## TASK REQUIREMENTS
Repeat the entries that follow from start to finish, keeping every character.
*** Block opens ***
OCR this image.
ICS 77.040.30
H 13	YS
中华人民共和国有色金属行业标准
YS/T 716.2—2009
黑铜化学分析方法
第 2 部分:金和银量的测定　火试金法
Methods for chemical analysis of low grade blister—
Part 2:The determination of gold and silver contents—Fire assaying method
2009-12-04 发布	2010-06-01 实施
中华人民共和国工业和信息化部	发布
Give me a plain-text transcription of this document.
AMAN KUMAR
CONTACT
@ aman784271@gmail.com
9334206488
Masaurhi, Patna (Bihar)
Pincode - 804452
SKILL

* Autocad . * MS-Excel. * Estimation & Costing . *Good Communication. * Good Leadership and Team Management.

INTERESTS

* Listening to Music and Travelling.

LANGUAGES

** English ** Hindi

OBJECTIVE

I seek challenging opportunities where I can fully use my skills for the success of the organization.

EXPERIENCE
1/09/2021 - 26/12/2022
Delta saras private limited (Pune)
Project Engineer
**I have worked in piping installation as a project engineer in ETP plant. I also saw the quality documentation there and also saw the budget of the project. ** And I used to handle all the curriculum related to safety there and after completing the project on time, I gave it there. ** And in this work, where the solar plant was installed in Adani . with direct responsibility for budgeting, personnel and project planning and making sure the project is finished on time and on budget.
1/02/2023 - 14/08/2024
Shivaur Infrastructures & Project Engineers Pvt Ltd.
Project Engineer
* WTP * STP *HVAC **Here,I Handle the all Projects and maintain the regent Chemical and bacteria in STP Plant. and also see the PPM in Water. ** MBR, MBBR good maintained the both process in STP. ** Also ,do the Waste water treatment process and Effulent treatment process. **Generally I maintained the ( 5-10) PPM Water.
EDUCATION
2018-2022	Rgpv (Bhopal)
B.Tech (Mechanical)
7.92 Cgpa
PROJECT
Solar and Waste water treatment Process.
*** Block closes ***
## TASK RESPONSE
OCR this image.
ICS 77.040.30
H 13	YS
中华人民共和国有色金属行业标准
YS/T 716.2—2009
黑铜化学分析方法
第 2 部分:金和银量的测定　火试金法
Methods for chemical analysis of low grade blister—
Part 2:The determination of gold and silver contents—Fire assaying method
2009-12-04 发布	2010-06-01 实施
中华人民共和国工业和信息化部	发布
Give me a plain-text transcription of this document.
AMAN KUMAR
CONTACT
@ aman784271@gmail.com
9334206488
Masaurhi, Patna (Bihar)
Pincode - 804452
SKILL

* Autocad . * MS-Excel. * Estimation & Costing . *Good Communication. * Good Leadership and Team Management.

INTERESTS

* Listening to Music and Travelling.

LANGUAGES

** English ** Hindi

OBJECTIVE

I seek challenging opportunities where I can fully use my skills for the success of the organization.

EXPERIENCE
1/09/2021 - 26/12/2022
Delta saras private limited (Pune)
Project Engineer
**I have worked in piping installation as a project engineer in ETP plant. I also saw the quality documentation there and also saw the budget of the project. ** And I used to handle all the curriculum related to safety there and after completing the project on time, I gave it there. ** And in this work, where the solar plant was installed in Adani . with direct responsibility for budgeting, personnel and project planning and making sure the project is finished on time and on budget.
1/02/2023 - 14/08/2024
Shivaur Infrastructures & Project Engineers Pvt Ltd.
Project Engineer
* WTP * STP *HVAC **Here,I Handle the all Projects and maintain the regent Chemical and bacteria in STP Plant. and also see the PPM in Water. ** MBR, MBBR good maintained the both process in STP. ** Also ,do the Waste water treatment process and Effulent treatment process. **Generally I maintained the ( 5-10) PPM Water.
EDUCATION
2018-2022	Rgpv (Bhopal)
B.Tech (Mechanical)
7.92 Cgpa
PROJECT
Solar and Waste water treatment Process.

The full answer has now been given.